TASK BRIEF: Copy out each of the following records word for word, changing nothing.

## Begin MATERIAL FOR THIS TASK

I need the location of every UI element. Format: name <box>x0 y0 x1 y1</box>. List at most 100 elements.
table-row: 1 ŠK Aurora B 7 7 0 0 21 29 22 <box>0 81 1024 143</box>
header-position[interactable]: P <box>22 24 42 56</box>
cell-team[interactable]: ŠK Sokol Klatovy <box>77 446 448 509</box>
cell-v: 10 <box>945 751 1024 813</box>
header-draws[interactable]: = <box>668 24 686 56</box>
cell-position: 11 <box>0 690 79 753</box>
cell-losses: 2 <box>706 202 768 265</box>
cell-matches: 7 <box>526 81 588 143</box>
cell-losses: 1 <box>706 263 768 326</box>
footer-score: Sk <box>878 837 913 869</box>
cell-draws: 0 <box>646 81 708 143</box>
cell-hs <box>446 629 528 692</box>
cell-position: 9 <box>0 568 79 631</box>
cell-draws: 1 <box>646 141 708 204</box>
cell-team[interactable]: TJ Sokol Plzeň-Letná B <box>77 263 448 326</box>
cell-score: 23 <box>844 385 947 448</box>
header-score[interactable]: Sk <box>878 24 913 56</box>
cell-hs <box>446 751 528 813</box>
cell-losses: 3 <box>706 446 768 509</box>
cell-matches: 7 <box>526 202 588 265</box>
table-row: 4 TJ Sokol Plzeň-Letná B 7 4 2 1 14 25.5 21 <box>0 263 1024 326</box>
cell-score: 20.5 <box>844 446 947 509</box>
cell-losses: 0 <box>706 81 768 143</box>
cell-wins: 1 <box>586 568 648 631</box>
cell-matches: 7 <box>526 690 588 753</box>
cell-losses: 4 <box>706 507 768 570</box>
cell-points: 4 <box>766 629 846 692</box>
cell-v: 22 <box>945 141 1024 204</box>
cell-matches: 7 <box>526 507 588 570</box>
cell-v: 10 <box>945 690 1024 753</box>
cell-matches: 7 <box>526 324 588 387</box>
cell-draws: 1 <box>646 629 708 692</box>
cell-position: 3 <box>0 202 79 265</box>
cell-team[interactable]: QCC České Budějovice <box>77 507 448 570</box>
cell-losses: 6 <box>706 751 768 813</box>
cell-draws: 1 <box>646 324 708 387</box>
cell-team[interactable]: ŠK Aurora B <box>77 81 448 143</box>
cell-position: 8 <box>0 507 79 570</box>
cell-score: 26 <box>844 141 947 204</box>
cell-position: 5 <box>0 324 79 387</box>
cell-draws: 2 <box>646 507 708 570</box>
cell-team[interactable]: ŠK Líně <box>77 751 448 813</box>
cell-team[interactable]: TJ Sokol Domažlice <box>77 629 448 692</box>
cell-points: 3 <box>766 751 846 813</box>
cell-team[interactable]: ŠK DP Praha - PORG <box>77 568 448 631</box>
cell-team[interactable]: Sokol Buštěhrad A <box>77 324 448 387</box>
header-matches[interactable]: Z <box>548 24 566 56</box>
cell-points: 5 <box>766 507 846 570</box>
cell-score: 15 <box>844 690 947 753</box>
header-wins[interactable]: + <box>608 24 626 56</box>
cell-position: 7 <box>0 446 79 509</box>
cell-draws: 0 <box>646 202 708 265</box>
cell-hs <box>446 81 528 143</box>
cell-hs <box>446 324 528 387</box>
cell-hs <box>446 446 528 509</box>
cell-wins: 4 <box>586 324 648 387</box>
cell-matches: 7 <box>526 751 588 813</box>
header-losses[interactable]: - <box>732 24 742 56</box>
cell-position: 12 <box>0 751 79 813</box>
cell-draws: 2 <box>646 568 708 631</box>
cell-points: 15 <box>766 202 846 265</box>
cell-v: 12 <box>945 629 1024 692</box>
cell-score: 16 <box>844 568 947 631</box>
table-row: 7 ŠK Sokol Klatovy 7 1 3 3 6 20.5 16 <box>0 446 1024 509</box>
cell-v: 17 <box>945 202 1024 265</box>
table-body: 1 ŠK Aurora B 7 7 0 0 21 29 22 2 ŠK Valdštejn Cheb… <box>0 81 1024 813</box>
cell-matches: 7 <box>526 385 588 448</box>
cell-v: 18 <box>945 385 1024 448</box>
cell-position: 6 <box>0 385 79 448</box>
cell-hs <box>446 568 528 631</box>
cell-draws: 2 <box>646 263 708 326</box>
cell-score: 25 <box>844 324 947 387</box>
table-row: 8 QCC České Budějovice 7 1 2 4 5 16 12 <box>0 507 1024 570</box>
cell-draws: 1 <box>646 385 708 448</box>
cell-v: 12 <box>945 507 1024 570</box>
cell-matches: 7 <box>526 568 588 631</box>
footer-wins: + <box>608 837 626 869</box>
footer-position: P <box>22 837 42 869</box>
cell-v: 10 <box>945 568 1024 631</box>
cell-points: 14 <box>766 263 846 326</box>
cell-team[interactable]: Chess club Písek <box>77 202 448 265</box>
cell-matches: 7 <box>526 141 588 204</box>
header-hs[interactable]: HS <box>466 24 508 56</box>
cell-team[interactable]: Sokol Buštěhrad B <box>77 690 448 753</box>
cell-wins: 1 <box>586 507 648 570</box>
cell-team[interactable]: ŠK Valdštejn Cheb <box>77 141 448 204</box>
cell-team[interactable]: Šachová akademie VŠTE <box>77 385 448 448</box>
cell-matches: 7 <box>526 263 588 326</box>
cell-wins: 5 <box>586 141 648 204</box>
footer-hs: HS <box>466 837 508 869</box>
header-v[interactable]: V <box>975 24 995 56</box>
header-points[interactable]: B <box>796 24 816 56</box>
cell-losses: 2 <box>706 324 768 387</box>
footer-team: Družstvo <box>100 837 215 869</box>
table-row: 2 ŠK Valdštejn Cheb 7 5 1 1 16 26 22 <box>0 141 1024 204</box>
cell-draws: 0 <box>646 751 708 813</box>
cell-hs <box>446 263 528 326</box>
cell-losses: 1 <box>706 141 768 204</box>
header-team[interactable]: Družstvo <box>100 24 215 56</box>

## End MATERIAL FOR THIS TASK

TASK RESPONSE:
I need the location of every UI element. Format: name <box>x0 y0 x1 y1</box>. List at most 100 elements.
table-row: 1 ŠK Aurora B 7 7 0 0 21 29 22 <box>0 81 1024 143</box>
header-position[interactable]: P <box>22 24 42 56</box>
cell-team[interactable]: ŠK Sokol Klatovy <box>77 446 448 509</box>
cell-v: 10 <box>945 751 1024 813</box>
header-draws[interactable]: = <box>668 24 686 56</box>
cell-position: 11 <box>0 690 79 753</box>
cell-losses: 2 <box>706 202 768 265</box>
cell-matches: 7 <box>526 81 588 143</box>
cell-losses: 1 <box>706 263 768 326</box>
footer-score: Sk <box>878 837 913 869</box>
cell-draws: 0 <box>646 81 708 143</box>
cell-hs <box>446 629 528 692</box>
cell-position: 9 <box>0 568 79 631</box>
cell-draws: 1 <box>646 141 708 204</box>
cell-team[interactable]: TJ Sokol Plzeň-Letná B <box>77 263 448 326</box>
cell-score: 23 <box>844 385 947 448</box>
header-score[interactable]: Sk <box>878 24 913 56</box>
cell-hs <box>446 751 528 813</box>
cell-losses: 3 <box>706 446 768 509</box>
cell-matches: 7 <box>526 202 588 265</box>
table-row: 4 TJ Sokol Plzeň-Letná B 7 4 2 1 14 25.5 21 <box>0 263 1024 326</box>
cell-score: 20.5 <box>844 446 947 509</box>
cell-losses: 0 <box>706 81 768 143</box>
cell-wins: 1 <box>586 568 648 631</box>
cell-matches: 7 <box>526 690 588 753</box>
cell-losses: 4 <box>706 507 768 570</box>
cell-points: 4 <box>766 629 846 692</box>
cell-v: 22 <box>945 141 1024 204</box>
cell-matches: 7 <box>526 507 588 570</box>
cell-v: 10 <box>945 690 1024 753</box>
cell-matches: 7 <box>526 324 588 387</box>
cell-draws: 1 <box>646 629 708 692</box>
cell-position: 3 <box>0 202 79 265</box>
cell-team[interactable]: QCC České Budějovice <box>77 507 448 570</box>
cell-losses: 6 <box>706 751 768 813</box>
cell-draws: 1 <box>646 324 708 387</box>
cell-team[interactable]: ŠK Aurora B <box>77 81 448 143</box>
cell-position: 8 <box>0 507 79 570</box>
cell-score: 26 <box>844 141 947 204</box>
cell-position: 5 <box>0 324 79 387</box>
cell-draws: 2 <box>646 507 708 570</box>
cell-team[interactable]: ŠK Líně <box>77 751 448 813</box>
cell-team[interactable]: TJ Sokol Domažlice <box>77 629 448 692</box>
cell-points: 3 <box>766 751 846 813</box>
cell-team[interactable]: ŠK DP Praha - PORG <box>77 568 448 631</box>
cell-team[interactable]: Sokol Buštěhrad A <box>77 324 448 387</box>
header-matches[interactable]: Z <box>548 24 566 56</box>
cell-points: 5 <box>766 507 846 570</box>
cell-score: 15 <box>844 690 947 753</box>
header-wins[interactable]: + <box>608 24 626 56</box>
cell-position: 7 <box>0 446 79 509</box>
cell-draws: 0 <box>646 202 708 265</box>
cell-hs <box>446 81 528 143</box>
cell-hs <box>446 324 528 387</box>
cell-hs <box>446 446 528 509</box>
cell-wins: 4 <box>586 324 648 387</box>
cell-matches: 7 <box>526 751 588 813</box>
header-losses[interactable]: - <box>732 24 742 56</box>
cell-position: 12 <box>0 751 79 813</box>
cell-draws: 2 <box>646 568 708 631</box>
cell-points: 15 <box>766 202 846 265</box>
cell-v: 12 <box>945 629 1024 692</box>
cell-score: 16 <box>844 568 947 631</box>
table-row: 7 ŠK Sokol Klatovy 7 1 3 3 6 20.5 16 <box>0 446 1024 509</box>
cell-v: 17 <box>945 202 1024 265</box>
table-body: 1 ŠK Aurora B 7 7 0 0 21 29 22 2 ŠK Valdštejn Cheb… <box>0 81 1024 813</box>
cell-matches: 7 <box>526 385 588 448</box>
cell-v: 18 <box>945 385 1024 448</box>
cell-position: 6 <box>0 385 79 448</box>
cell-hs <box>446 568 528 631</box>
cell-draws: 2 <box>646 263 708 326</box>
cell-score: 25 <box>844 324 947 387</box>
table-row: 8 QCC České Budějovice 7 1 2 4 5 16 12 <box>0 507 1024 570</box>
cell-draws: 1 <box>646 385 708 448</box>
cell-v: 12 <box>945 507 1024 570</box>
cell-matches: 7 <box>526 568 588 631</box>
footer-wins: + <box>608 837 626 869</box>
footer-position: P <box>22 837 42 869</box>
cell-v: 10 <box>945 568 1024 631</box>
cell-points: 14 <box>766 263 846 326</box>
cell-team[interactable]: Chess club Písek <box>77 202 448 265</box>
cell-matches: 7 <box>526 141 588 204</box>
header-hs[interactable]: HS <box>466 24 508 56</box>
cell-team[interactable]: Sokol Buštěhrad B <box>77 690 448 753</box>
cell-wins: 1 <box>586 507 648 570</box>
cell-team[interactable]: ŠK Valdštejn Cheb <box>77 141 448 204</box>
cell-team[interactable]: Šachová akademie VŠTE <box>77 385 448 448</box>
cell-matches: 7 <box>526 263 588 326</box>
cell-wins: 5 <box>586 141 648 204</box>
footer-hs: HS <box>466 837 508 869</box>
header-v[interactable]: V <box>975 24 995 56</box>
header-points[interactable]: B <box>796 24 816 56</box>
cell-losses: 2 <box>706 324 768 387</box>
footer-team: Družstvo <box>100 837 215 869</box>
table-row: 2 ŠK Valdštejn Cheb 7 5 1 1 16 26 22 <box>0 141 1024 204</box>
cell-draws: 0 <box>646 751 708 813</box>
cell-hs <box>446 263 528 326</box>
cell-losses: 1 <box>706 141 768 204</box>
header-team[interactable]: Družstvo <box>100 24 215 56</box>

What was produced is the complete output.